- Excerpted text -
************
Re: Best way to do 400+ stars on three images
Posted by
karenacollins on
Jun 20, 2013; 9:38pm
URL: http://astroimagej.170.s1.nabble.com/Best-way-to-do-400-stars-on-three-images-tp48p49.html
Hi David,
The most straight-forward solution with the current feature set
is to set up the apertures in one of the images by clicking on all
400 stars using Multi-Aperture (remember which star you click first,
you will need it below). Once you have ran Multi-Aperture on that
image, use the menus above the image to save the apertures
(File->Save Apertures). You can now reload the apertures at any
time by going to File->Open Apertures or by simply dragging and
dropping the aperture file onto an image (filename must end in
.aperture for the drag and drop to work). If you don't define new
apertures in a second run of Multi-Aperture, the 400 apertures will
be retained and restored automatically from one AIJ session to the
next (but I would save them as described above in case something
goes wrong or for future use).
To use the previously entered (or reopened) apertures for another
image, even if the images are not aligned, open the 2nd image, start
another Multi-Aperture session, but enable the option "Use previous
X apertures (1-click to set first aperture)" near the top of the
Multi-Aperture set-up panel. You may change the aperture radius and
other setting as needed, but the aperture locations will not be
affected. Then click "OK" and then left-click on the first star that
you clicked when first defining the 400 apertures. When you click on
the first star, all 400 apertures will be placed with the same
relative x,y pixel spacing from the first star as in the first
image. This will work as long as there is no significant image
rotation between the two images. If you prefer to load all three
images in a stack, in the Multi-aperture setup panel, enable the
option "Use single step mode..." near the top. This will allow you
to click on the location of the first star in the aperture list for
every image in the stack. Make sure you have "Show help panel during
aperture selection" enabled to guide you through the single step
process (a series of left and right mouse clicks).
If you are truly resistant to clicking on the 400 stars one
time, John Kielkopf has a utility (Python based I think) that will
convert RA and DEC coordinates to x,y coordinates for images with
WCS coordinates. It would require a little programming work to
format the output from the utility to be compatible with the AIJ
text-file-based .apertures file, but I think it would be fairly
straight forward since the AIJ .apertures file format is very easy
to determine by looking at a sample apertures file saved from AIJ.
It doesn't help you much right now, but I will be adding the
ability to open a list of apertures in RA,DEC file format in the
next few months, but I don't have the bandwidth to add that feature
right now.
Karen
On 6/20/2013 3:59 PM, David Emory [via
AstroImageJ] wrote:
Background: I have 400+ target stars on which I need
to do photometry. I have three images in different colors. I also
have the WCS coordinates in RA and Dec for the target stars in a
text file.
What is the most efficient method to accomplish this? Can
AstroImageJ read in a coordinate text file and then do the
photometry on each image (either individually or as a group)?
If this this not possible, can I select the stars on the first
image and then "tell" AstroImageJ to use the same stars on the
other two images. I tried this with the "Multiple Aperture" option
but it appears that default is to match the second and third
images to the X,Y coordinates and not the WCS. The WCS do not
match the X,Y coordinates as I go from one image to another.
************
- Data for review -
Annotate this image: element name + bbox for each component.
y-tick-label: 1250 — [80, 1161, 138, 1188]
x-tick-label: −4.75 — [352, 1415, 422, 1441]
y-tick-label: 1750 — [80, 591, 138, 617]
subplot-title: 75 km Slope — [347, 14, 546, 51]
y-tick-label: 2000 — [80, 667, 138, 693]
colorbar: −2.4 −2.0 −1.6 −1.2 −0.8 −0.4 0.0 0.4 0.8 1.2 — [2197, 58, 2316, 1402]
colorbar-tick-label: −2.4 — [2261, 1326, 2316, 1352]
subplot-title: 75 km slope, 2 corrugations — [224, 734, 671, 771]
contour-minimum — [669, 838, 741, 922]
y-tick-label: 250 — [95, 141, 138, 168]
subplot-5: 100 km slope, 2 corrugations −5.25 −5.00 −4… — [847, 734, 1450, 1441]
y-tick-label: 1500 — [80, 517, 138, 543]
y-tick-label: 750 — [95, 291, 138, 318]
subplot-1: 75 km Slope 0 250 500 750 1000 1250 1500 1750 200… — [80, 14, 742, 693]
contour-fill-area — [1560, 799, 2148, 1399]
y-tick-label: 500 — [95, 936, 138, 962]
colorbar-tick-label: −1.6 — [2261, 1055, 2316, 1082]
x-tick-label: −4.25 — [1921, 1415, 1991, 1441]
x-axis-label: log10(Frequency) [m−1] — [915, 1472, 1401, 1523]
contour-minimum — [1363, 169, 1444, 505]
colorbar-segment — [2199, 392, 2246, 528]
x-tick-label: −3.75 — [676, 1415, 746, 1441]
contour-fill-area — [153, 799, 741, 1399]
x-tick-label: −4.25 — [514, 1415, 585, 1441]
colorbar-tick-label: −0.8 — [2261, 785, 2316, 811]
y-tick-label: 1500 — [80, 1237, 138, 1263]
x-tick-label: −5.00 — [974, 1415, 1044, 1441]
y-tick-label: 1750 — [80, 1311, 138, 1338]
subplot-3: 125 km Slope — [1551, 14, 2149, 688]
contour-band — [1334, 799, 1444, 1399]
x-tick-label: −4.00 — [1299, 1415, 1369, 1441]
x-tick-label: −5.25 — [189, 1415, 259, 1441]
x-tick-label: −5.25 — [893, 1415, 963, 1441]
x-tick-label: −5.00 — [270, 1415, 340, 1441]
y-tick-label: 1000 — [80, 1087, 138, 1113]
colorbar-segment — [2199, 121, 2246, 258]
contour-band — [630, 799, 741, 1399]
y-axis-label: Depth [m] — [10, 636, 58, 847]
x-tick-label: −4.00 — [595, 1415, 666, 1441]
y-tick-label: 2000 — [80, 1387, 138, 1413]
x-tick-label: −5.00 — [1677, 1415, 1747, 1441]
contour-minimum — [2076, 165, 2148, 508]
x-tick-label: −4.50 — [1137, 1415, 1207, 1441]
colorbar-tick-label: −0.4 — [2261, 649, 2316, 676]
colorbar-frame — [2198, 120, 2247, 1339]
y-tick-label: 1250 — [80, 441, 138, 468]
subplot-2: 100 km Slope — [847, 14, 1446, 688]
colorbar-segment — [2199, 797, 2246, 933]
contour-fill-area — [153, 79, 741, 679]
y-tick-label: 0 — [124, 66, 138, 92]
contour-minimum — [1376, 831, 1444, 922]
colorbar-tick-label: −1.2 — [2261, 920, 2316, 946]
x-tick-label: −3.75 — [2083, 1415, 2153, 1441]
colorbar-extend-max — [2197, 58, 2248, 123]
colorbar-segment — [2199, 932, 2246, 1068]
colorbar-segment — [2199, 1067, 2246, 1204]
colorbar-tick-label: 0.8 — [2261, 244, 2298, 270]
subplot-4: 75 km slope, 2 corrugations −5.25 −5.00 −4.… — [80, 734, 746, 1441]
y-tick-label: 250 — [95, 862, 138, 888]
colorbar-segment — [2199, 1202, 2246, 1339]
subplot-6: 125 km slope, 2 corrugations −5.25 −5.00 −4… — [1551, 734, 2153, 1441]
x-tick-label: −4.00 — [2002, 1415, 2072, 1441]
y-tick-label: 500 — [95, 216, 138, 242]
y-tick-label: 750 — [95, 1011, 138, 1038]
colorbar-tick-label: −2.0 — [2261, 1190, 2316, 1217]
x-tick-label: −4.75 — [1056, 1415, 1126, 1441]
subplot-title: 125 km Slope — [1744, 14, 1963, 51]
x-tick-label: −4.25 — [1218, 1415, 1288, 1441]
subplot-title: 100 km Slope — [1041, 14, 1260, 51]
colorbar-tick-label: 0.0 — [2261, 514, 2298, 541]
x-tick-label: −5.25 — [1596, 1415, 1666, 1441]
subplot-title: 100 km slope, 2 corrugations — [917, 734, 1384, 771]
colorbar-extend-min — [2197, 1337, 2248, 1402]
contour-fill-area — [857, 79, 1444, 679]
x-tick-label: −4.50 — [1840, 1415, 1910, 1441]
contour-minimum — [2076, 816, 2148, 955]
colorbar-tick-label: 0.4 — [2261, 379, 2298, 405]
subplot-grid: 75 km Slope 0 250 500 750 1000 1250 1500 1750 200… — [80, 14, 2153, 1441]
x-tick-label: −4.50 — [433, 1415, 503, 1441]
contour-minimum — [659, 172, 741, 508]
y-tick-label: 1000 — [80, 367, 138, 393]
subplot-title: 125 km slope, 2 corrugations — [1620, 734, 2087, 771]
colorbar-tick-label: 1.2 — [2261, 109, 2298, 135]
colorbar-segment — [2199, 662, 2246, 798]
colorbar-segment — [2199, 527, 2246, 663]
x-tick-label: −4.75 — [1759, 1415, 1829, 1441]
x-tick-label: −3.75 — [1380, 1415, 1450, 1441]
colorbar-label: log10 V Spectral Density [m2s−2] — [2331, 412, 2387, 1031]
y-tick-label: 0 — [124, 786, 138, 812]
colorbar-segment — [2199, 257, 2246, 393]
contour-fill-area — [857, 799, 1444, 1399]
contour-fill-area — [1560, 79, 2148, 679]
************
- Directions for this task -
Transcribe everything in the forum post from "If this this" down to "image to another.". The listing has no connection to the forum post.

- Output of the task -
If this this not possible, can I select the stars on the first
image and then "tell" AstroImageJ to use the same stars on the
other two images. I tried this with the "Multiple Aperture" option
but it appears that default is to match the second and third
images to the X,Y coordinates and not the WCS. The WCS do not
match the X,Y coordinates as I go from one image to another.